◆ **Entries supplied**:
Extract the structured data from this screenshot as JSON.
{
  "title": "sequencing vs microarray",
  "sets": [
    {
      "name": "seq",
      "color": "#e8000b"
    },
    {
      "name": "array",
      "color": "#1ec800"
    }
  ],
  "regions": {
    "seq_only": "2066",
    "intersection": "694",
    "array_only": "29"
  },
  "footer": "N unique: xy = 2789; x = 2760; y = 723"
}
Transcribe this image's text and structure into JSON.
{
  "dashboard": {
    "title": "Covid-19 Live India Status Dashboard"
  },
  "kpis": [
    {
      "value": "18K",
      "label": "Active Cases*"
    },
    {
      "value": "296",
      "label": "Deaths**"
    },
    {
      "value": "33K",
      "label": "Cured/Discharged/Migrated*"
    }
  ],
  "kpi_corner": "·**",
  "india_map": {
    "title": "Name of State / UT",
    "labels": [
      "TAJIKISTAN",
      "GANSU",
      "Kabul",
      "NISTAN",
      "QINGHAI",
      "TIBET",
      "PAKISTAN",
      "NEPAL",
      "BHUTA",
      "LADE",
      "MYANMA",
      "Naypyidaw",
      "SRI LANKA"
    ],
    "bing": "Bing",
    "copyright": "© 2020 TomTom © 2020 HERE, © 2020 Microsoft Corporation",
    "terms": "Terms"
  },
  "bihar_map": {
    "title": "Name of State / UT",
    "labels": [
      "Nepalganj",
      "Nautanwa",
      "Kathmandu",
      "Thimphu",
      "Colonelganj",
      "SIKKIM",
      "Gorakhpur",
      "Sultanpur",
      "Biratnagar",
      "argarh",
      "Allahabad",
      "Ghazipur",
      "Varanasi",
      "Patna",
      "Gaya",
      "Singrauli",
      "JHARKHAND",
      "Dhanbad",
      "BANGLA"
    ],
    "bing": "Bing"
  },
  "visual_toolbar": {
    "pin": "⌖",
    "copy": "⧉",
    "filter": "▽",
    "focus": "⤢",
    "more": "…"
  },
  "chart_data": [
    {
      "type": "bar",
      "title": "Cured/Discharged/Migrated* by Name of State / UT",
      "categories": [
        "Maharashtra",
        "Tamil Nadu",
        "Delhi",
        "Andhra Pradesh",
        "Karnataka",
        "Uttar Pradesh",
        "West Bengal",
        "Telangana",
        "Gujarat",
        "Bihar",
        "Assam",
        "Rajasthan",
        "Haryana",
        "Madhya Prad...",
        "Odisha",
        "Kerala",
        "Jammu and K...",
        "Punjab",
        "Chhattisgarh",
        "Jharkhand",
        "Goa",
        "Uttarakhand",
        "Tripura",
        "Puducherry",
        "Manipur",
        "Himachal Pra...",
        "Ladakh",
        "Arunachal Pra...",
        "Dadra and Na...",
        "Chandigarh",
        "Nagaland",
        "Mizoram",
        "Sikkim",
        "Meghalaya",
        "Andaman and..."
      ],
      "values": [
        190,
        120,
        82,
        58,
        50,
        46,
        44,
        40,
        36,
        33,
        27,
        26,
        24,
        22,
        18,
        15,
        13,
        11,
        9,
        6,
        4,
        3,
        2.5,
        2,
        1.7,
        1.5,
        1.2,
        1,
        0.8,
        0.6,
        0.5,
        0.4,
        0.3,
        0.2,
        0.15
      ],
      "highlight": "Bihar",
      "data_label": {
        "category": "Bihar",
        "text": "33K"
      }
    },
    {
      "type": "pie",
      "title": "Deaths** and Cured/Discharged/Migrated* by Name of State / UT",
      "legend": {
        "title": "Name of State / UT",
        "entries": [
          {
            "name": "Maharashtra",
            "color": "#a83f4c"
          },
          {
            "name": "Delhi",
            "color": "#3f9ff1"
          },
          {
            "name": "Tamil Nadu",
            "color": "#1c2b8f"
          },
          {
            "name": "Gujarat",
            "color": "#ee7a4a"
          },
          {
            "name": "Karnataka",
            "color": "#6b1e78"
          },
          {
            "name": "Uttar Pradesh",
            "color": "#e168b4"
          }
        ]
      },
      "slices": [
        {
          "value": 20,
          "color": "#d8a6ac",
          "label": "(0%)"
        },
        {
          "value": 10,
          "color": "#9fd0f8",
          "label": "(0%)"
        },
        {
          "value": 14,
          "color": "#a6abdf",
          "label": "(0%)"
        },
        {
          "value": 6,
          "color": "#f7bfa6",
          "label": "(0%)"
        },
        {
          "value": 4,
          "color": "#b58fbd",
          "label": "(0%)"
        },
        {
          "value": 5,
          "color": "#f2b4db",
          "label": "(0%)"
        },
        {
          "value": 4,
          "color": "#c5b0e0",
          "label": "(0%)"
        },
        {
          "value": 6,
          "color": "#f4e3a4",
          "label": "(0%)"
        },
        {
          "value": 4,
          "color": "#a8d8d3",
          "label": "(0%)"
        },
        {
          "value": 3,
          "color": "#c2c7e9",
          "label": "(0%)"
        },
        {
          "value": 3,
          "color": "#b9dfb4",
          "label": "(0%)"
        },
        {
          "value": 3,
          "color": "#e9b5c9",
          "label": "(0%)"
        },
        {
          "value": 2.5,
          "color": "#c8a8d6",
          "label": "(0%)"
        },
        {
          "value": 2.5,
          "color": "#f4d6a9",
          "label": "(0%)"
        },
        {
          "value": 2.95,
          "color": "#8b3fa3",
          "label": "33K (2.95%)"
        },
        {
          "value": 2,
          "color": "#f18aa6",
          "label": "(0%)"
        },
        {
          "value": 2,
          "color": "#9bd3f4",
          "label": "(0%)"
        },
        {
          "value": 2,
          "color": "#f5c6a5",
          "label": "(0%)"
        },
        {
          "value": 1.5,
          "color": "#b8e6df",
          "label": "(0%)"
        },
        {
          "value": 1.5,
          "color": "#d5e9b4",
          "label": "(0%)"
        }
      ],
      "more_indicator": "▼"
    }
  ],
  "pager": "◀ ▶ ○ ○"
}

◆ **Given exercise**: Copy all lines from the material that hold "title".

◆ **Expected answer**:
  "title": "sequencing vs microarray",
    "title": "Covid-19 Live India Status Dashboard"
    "title": "Name of State / UT",
    "title": "Name of State / UT",
      "title": "Cured/Discharged/Migrated* by Name of State / UT",
      "title": "Deaths** and Cured/Discharged/Migrated* by Name of State / UT",
        "title": "Name of State / UT",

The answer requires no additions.